Report back every line from the entries below in which the word "screenshot" occurs.

[[ Data extracts open ]]

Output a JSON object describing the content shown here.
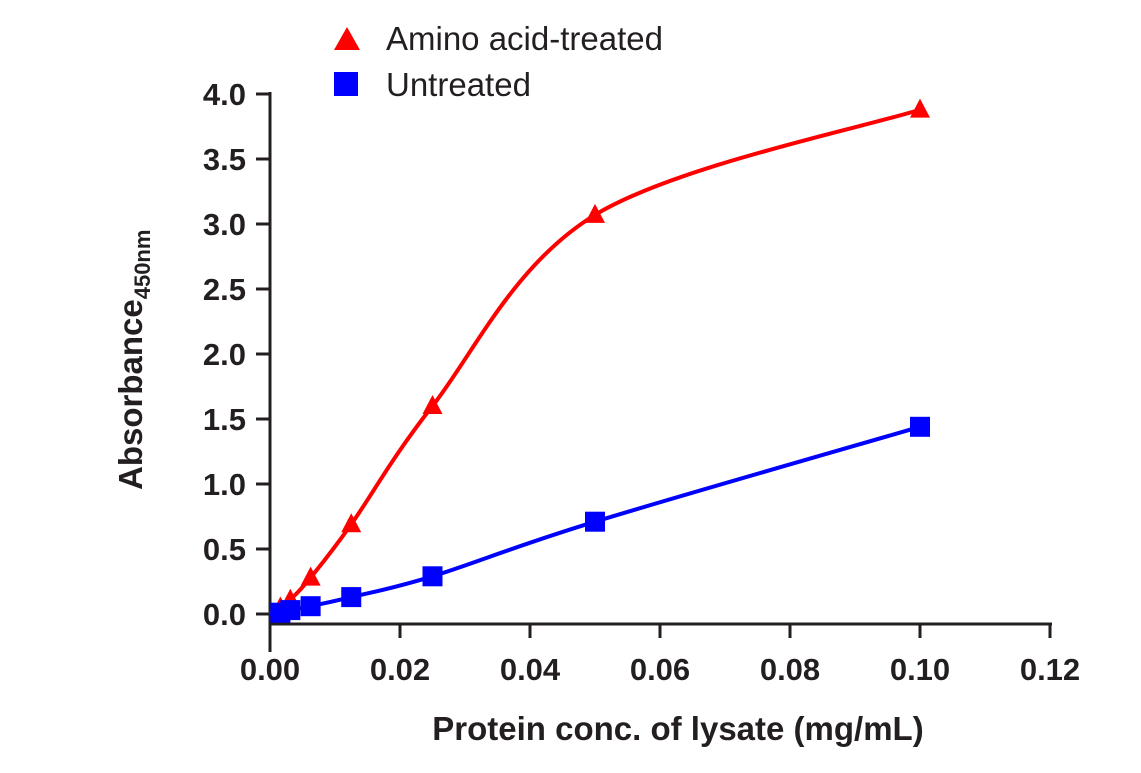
{
  "chart_data": {
    "type": "line",
    "title": "",
    "xlabel": "Protein conc. of lysate (mg/mL)",
    "ylabel": "Absorbance",
    "ylabel_subscript": "450nm",
    "xlim": [
      0,
      0.12
    ],
    "ylim": [
      0,
      4.0
    ],
    "xticks": [
      "0.00",
      "0.02",
      "0.04",
      "0.06",
      "0.08",
      "0.10",
      "0.12"
    ],
    "yticks": [
      "0.0",
      "0.5",
      "1.0",
      "1.5",
      "2.0",
      "2.5",
      "3.0",
      "3.5",
      "4.0"
    ],
    "grid": false,
    "legend_position": "top-left",
    "series": [
      {
        "name": "Amino acid-treated",
        "marker": "triangle",
        "color": "#ff0000",
        "x": [
          0.0016,
          0.003125,
          0.00625,
          0.0125,
          0.025,
          0.05,
          0.1
        ],
        "y": [
          0.05,
          0.11,
          0.28,
          0.69,
          1.6,
          3.07,
          3.88
        ]
      },
      {
        "name": "Untreated",
        "marker": "square",
        "color": "#0000ff",
        "x": [
          0.0016,
          0.003125,
          0.00625,
          0.0125,
          0.025,
          0.05,
          0.1
        ],
        "y": [
          0.01,
          0.03,
          0.06,
          0.13,
          0.29,
          0.71,
          1.44
        ]
      }
    ]
  }
}
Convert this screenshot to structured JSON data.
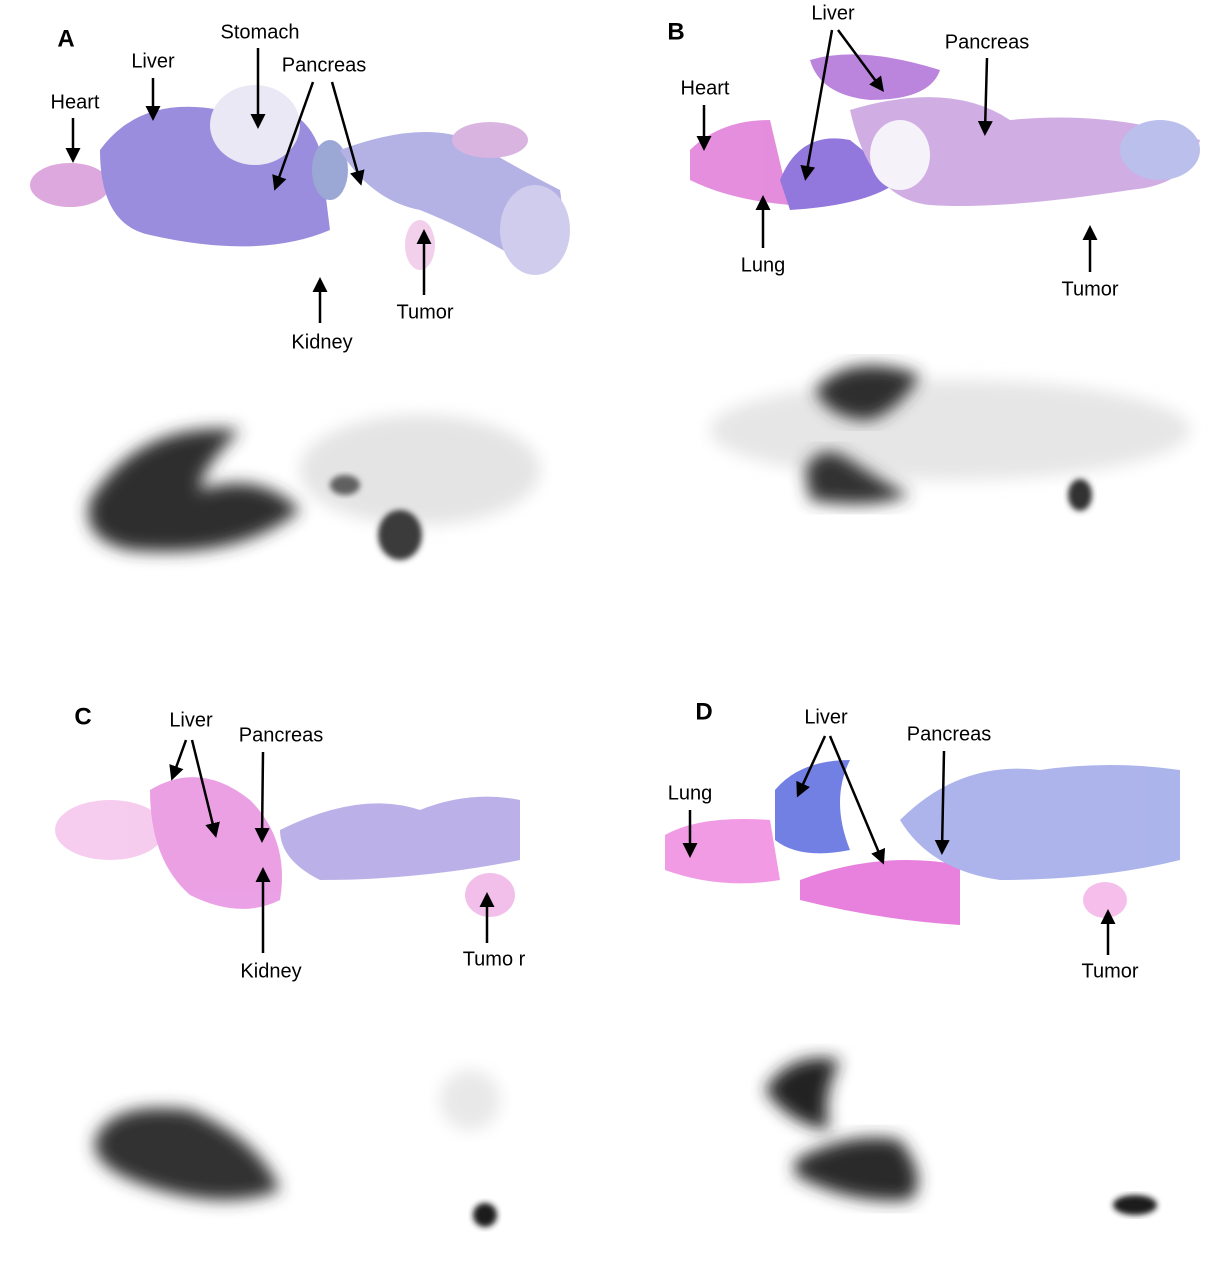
{
  "panels": [
    {
      "letter": "A",
      "labels": [
        "Heart",
        "Liver",
        "Stomach",
        "Pancreas",
        "Kidney",
        "Tumor"
      ]
    },
    {
      "letter": "B",
      "labels": [
        "Heart",
        "Liver",
        "Pancreas",
        "Lung",
        "Tumor"
      ]
    },
    {
      "letter": "C",
      "labels": [
        "Liver",
        "Pancreas",
        "Kidney",
        "Tumo r"
      ]
    },
    {
      "letter": "D",
      "labels": [
        "Lung",
        "Liver",
        "Pancreas",
        "Tumor"
      ]
    }
  ]
}
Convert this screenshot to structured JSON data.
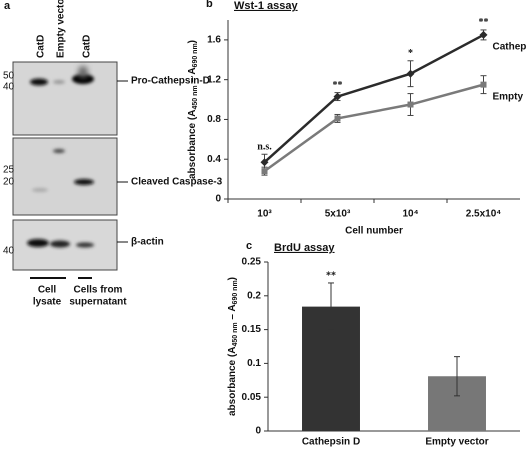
{
  "panel_a": {
    "label": "a",
    "lanes": [
      "CatD",
      "Empty vector",
      "CatD"
    ],
    "blots": [
      {
        "markers": [
          "50",
          "40"
        ],
        "band": "Pro-Cathepsin-D"
      },
      {
        "markers": [
          "25",
          "20"
        ],
        "band": "Cleaved Caspase-3"
      },
      {
        "markers": [
          "40"
        ],
        "band": "β-actin"
      }
    ],
    "groups": [
      [
        "Cell",
        "lysate"
      ],
      [
        "Cells from",
        "supernatant"
      ]
    ]
  },
  "chart_data": [
    {
      "type": "line",
      "panel": "b",
      "title": "Wst-1 assay",
      "ylabel": [
        "absorbance (A",
        "450 nm",
        " – A",
        "690 nm",
        ")"
      ],
      "xlabel": "Cell number",
      "categories": [
        "10³",
        "5x10³",
        "10⁴",
        "2.5x10⁴"
      ],
      "ylim": [
        0,
        1.8
      ],
      "yticks": [
        0,
        0.4,
        0.8,
        1.2,
        1.6
      ],
      "annotations": [
        "n.s.",
        "**",
        "*",
        "**"
      ],
      "series": [
        {
          "name": "Cathepsin D",
          "color": "#2b2b2b",
          "marker": "diamond",
          "values": [
            0.37,
            1.03,
            1.26,
            1.65
          ],
          "errors": [
            0.08,
            0.04,
            0.13,
            0.05
          ]
        },
        {
          "name": "Empty vector",
          "color": "#7a7a7a",
          "marker": "square",
          "values": [
            0.28,
            0.81,
            0.95,
            1.15
          ],
          "errors": [
            0.04,
            0.04,
            0.11,
            0.09
          ]
        }
      ]
    },
    {
      "type": "bar",
      "panel": "c",
      "title": "BrdU assay",
      "ylabel": [
        "absorbance (A",
        "450 nm",
        " – A",
        "690 nm",
        ")"
      ],
      "categories": [
        "Cathepsin D",
        "Empty vector"
      ],
      "values": [
        0.184,
        0.081
      ],
      "errors": [
        0.035,
        0.029
      ],
      "colors": [
        "#333333",
        "#777777"
      ],
      "annotations": [
        "**",
        null
      ],
      "ylim": [
        0,
        0.25
      ],
      "yticks": [
        0,
        0.05,
        0.1,
        0.15,
        0.2,
        0.25
      ]
    }
  ]
}
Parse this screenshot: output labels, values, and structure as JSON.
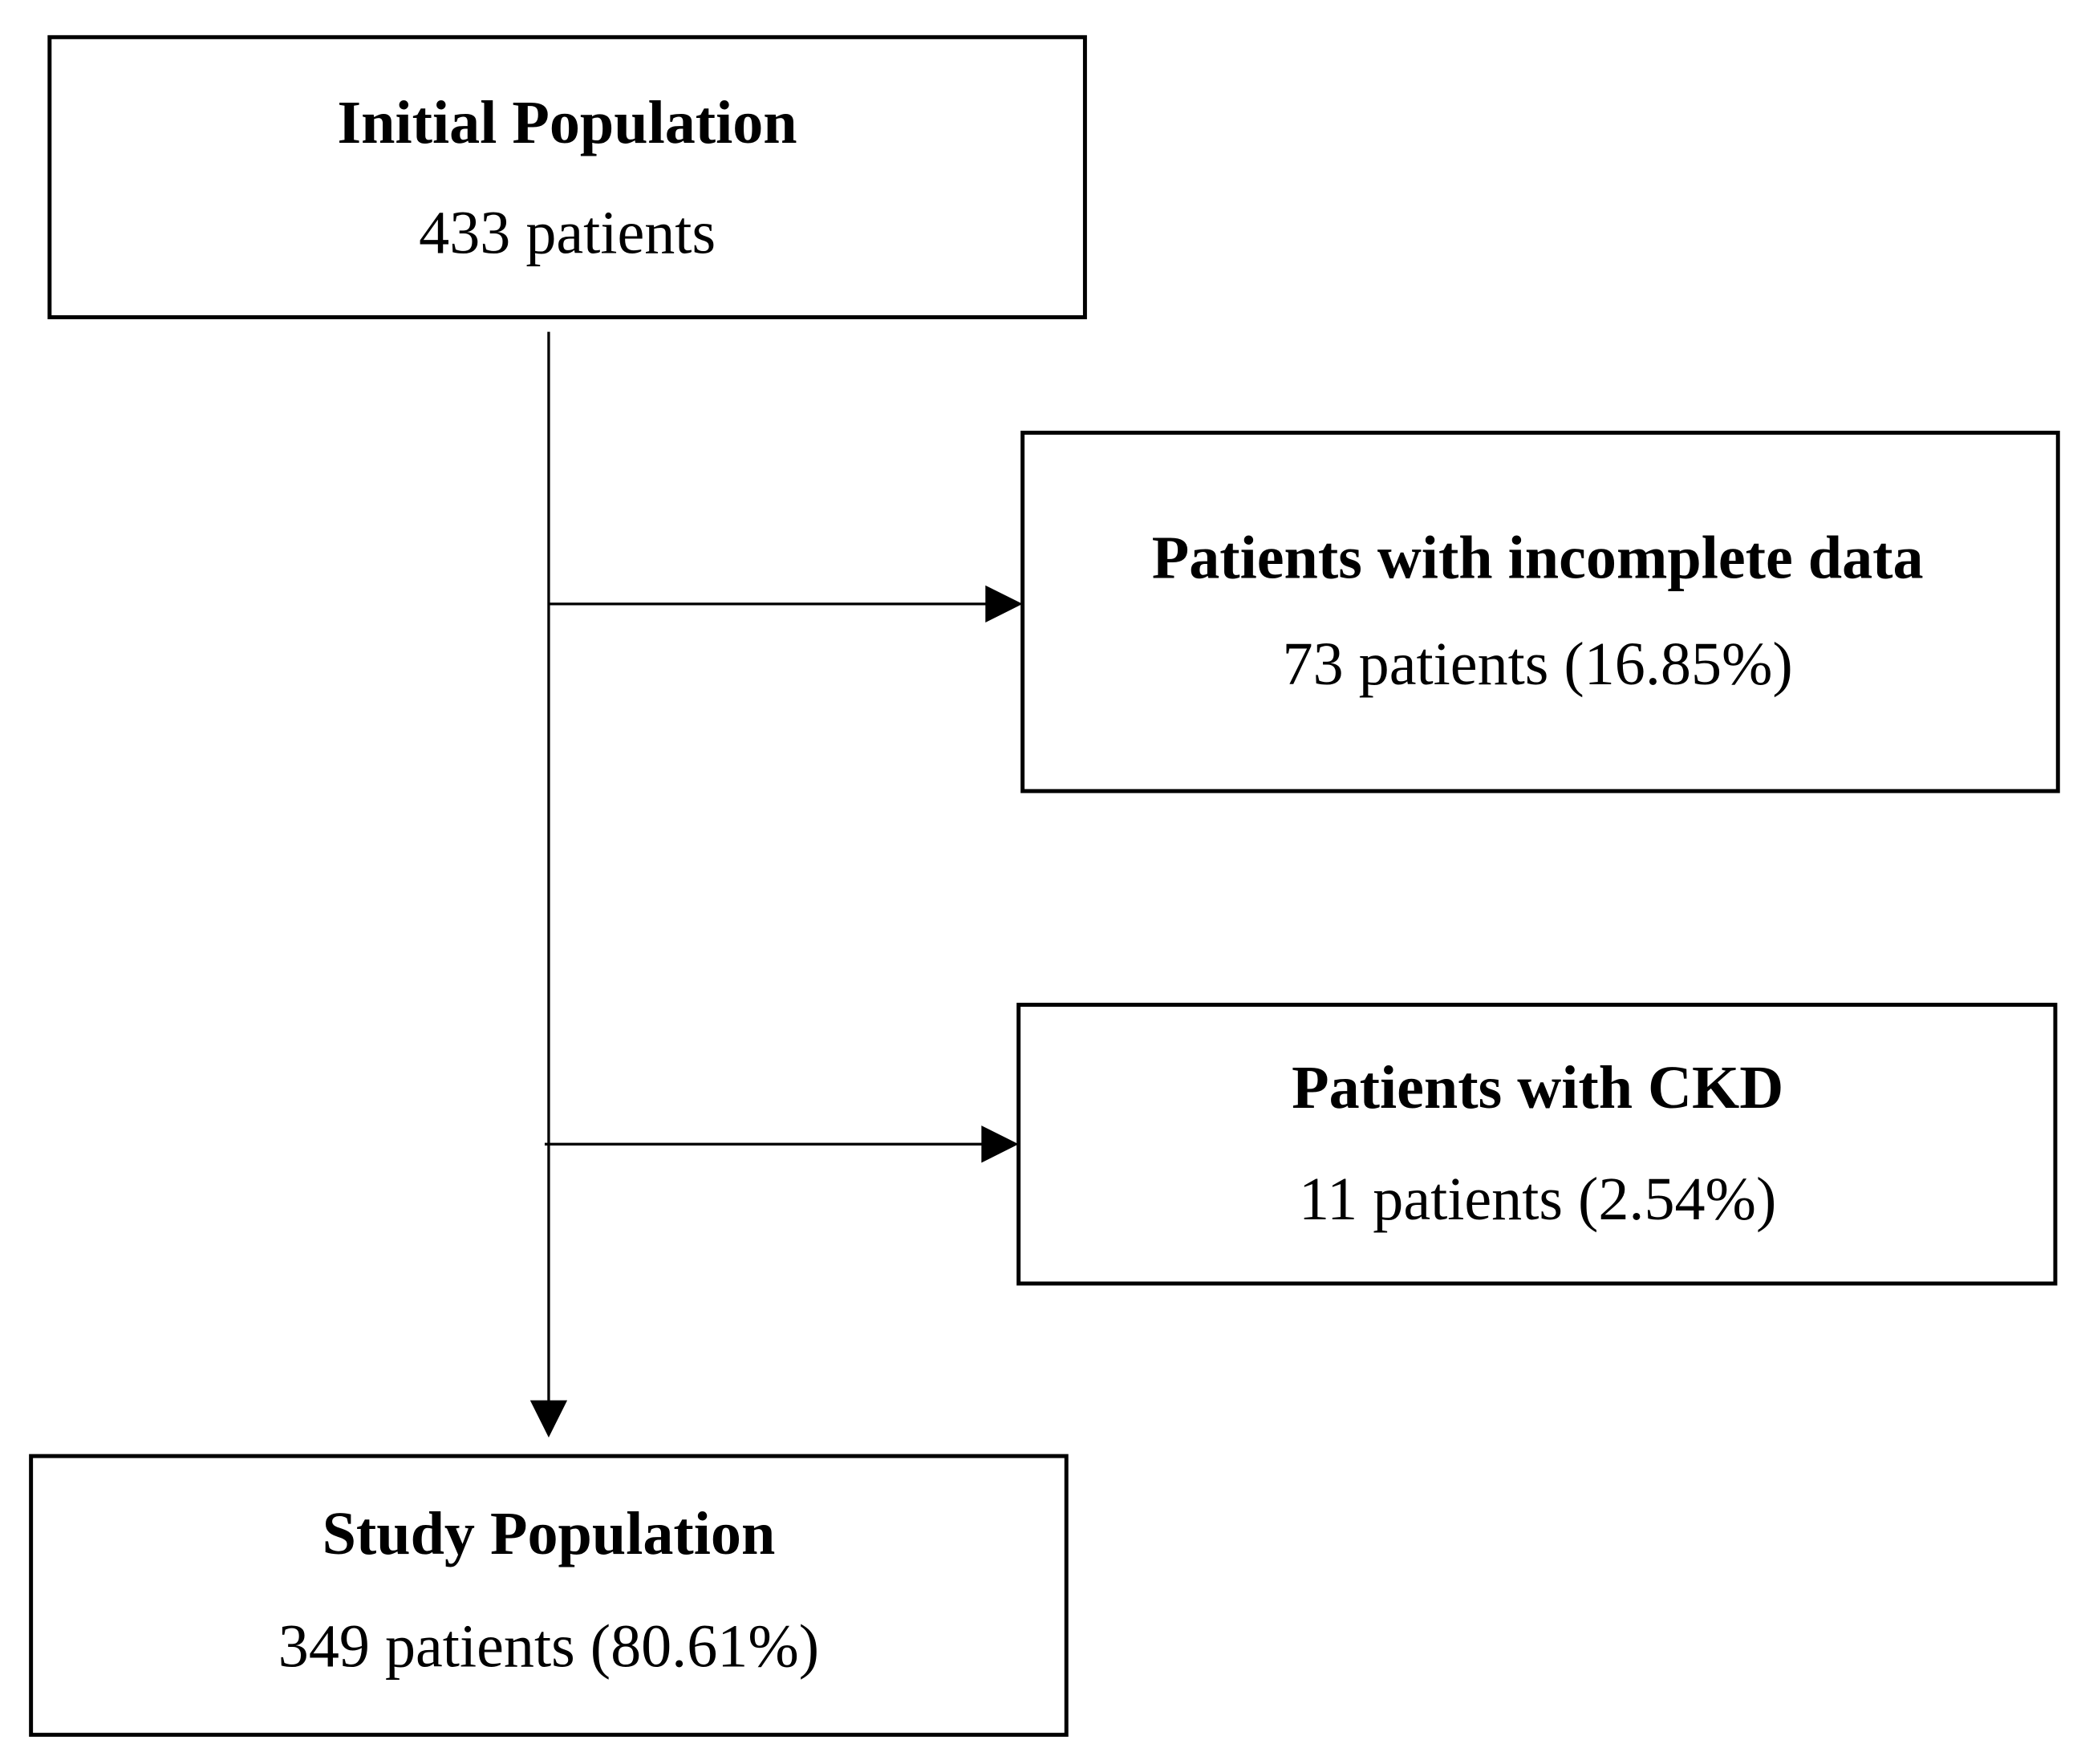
{
  "nodes": [
    {
      "title": "Initial Population",
      "text": "433 patients"
    },
    {
      "title": "Patients with incomplete data",
      "text": "73 patients (16.85%)"
    },
    {
      "title": "Patients with CKD",
      "text": "11 patients (2.54%)"
    },
    {
      "title": "Study Population",
      "text": "349 patients (80.61%)"
    }
  ]
}
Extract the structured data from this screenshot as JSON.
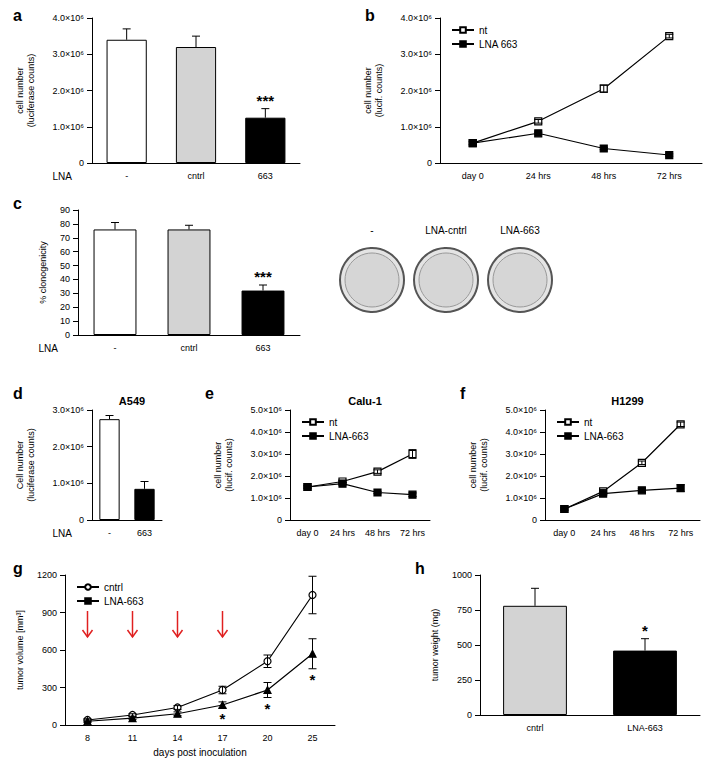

[[ Data extracts closed ]]

# [Task response]
Convert this screenshot to structured JSON data.
Convert this screenshot to structured JSON data.
Parse this screenshot: output labels, values, and structure as JSON.
Extract the structured data from this screenshot as JSON.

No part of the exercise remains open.